**WHAT TO PRODUCE**
Exactly reproduce each record listed below.

START SUPPLIED DATA

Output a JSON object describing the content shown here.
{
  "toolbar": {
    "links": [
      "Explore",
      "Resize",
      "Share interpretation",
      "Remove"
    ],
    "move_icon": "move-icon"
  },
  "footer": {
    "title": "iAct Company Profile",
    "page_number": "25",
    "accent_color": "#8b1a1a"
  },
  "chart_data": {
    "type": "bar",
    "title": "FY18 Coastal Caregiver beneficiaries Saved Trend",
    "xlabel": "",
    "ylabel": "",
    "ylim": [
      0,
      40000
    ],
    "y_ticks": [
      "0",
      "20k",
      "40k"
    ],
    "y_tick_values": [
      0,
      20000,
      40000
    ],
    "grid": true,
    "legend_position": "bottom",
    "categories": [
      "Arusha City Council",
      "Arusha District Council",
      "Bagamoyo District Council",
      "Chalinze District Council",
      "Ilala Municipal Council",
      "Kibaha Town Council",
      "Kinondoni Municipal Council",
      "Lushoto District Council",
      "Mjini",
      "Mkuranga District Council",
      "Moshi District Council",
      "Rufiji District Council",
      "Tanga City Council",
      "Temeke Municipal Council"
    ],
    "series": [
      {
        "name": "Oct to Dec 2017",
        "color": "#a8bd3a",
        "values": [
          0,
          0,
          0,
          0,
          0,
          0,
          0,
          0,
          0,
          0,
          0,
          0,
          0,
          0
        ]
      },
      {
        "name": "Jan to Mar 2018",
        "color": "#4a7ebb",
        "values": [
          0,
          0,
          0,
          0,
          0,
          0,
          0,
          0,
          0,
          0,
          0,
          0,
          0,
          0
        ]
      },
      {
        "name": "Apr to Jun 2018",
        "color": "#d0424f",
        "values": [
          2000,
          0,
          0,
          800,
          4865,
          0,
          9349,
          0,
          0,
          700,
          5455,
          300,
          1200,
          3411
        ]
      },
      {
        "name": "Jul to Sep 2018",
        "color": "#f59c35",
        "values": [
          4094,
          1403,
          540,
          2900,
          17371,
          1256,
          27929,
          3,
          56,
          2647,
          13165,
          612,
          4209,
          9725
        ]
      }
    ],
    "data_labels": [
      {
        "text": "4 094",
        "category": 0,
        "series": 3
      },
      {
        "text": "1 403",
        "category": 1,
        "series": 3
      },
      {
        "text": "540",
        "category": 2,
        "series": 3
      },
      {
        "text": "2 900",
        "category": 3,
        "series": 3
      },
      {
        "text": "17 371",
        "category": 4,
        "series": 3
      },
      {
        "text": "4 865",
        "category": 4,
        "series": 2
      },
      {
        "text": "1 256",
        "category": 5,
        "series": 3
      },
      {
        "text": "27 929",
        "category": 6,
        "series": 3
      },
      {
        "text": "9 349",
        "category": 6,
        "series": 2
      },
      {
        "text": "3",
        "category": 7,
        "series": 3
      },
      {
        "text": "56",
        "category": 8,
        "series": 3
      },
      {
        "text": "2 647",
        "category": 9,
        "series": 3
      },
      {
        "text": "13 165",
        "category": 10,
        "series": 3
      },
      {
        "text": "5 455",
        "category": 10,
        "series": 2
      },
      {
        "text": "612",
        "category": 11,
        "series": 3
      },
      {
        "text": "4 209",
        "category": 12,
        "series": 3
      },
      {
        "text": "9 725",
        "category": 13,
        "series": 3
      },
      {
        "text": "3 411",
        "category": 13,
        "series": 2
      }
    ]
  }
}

END SUPPLIED DATA

**OUTPUT OF THE TASK**
Output a JSON object describing the content shown here.
{
  "toolbar": {
    "links": [
      "Explore",
      "Resize",
      "Share interpretation",
      "Remove"
    ],
    "move_icon": "move-icon"
  },
  "footer": {
    "title": "iAct Company Profile",
    "page_number": "25",
    "accent_color": "#8b1a1a"
  },
  "chart_data": {
    "type": "bar",
    "title": "FY18 Coastal Caregiver beneficiaries Saved Trend",
    "xlabel": "",
    "ylabel": "",
    "ylim": [
      0,
      40000
    ],
    "y_ticks": [
      "0",
      "20k",
      "40k"
    ],
    "y_tick_values": [
      0,
      20000,
      40000
    ],
    "grid": true,
    "legend_position": "bottom",
    "categories": [
      "Arusha City Council",
      "Arusha District Council",
      "Bagamoyo District Council",
      "Chalinze District Council",
      "Ilala Municipal Council",
      "Kibaha Town Council",
      "Kinondoni Municipal Council",
      "Lushoto District Council",
      "Mjini",
      "Mkuranga District Council",
      "Moshi District Council",
      "Rufiji District Council",
      "Tanga City Council",
      "Temeke Municipal Council"
    ],
    "series": [
      {
        "name": "Oct to Dec 2017",
        "color": "#a8bd3a",
        "values": [
          0,
          0,
          0,
          0,
          0,
          0,
          0,
          0,
          0,
          0,
          0,
          0,
          0,
          0
        ]
      },
      {
        "name": "Jan to Mar 2018",
        "color": "#4a7ebb",
        "values": [
          0,
          0,
          0,
          0,
          0,
          0,
          0,
          0,
          0,
          0,
          0,
          0,
          0,
          0
        ]
      },
      {
        "name": "Apr to Jun 2018",
        "color": "#d0424f",
        "values": [
          2000,
          0,
          0,
          800,
          4865,
          0,
          9349,
          0,
          0,
          700,
          5455,
          300,
          1200,
          3411
        ]
      },
      {
        "name": "Jul to Sep 2018",
        "color": "#f59c35",
        "values": [
          4094,
          1403,
          540,
          2900,
          17371,
          1256,
          27929,
          3,
          56,
          2647,
          13165,
          612,
          4209,
          9725
        ]
      }
    ],
    "data_labels": [
      {
        "text": "4 094",
        "category": 0,
        "series": 3
      },
      {
        "text": "1 403",
        "category": 1,
        "series": 3
      },
      {
        "text": "540",
        "category": 2,
        "series": 3
      },
      {
        "text": "2 900",
        "category": 3,
        "series": 3
      },
      {
        "text": "17 371",
        "category": 4,
        "series": 3
      },
      {
        "text": "4 865",
        "category": 4,
        "series": 2
      },
      {
        "text": "1 256",
        "category": 5,
        "series": 3
      },
      {
        "text": "27 929",
        "category": 6,
        "series": 3
      },
      {
        "text": "9 349",
        "category": 6,
        "series": 2
      },
      {
        "text": "3",
        "category": 7,
        "series": 3
      },
      {
        "text": "56",
        "category": 8,
        "series": 3
      },
      {
        "text": "2 647",
        "category": 9,
        "series": 3
      },
      {
        "text": "13 165",
        "category": 10,
        "series": 3
      },
      {
        "text": "5 455",
        "category": 10,
        "series": 2
      },
      {
        "text": "612",
        "category": 11,
        "series": 3
      },
      {
        "text": "4 209",
        "category": 12,
        "series": 3
      },
      {
        "text": "9 725",
        "category": 13,
        "series": 3
      },
      {
        "text": "3 411",
        "category": 13,
        "series": 2
      }
    ]
  }
}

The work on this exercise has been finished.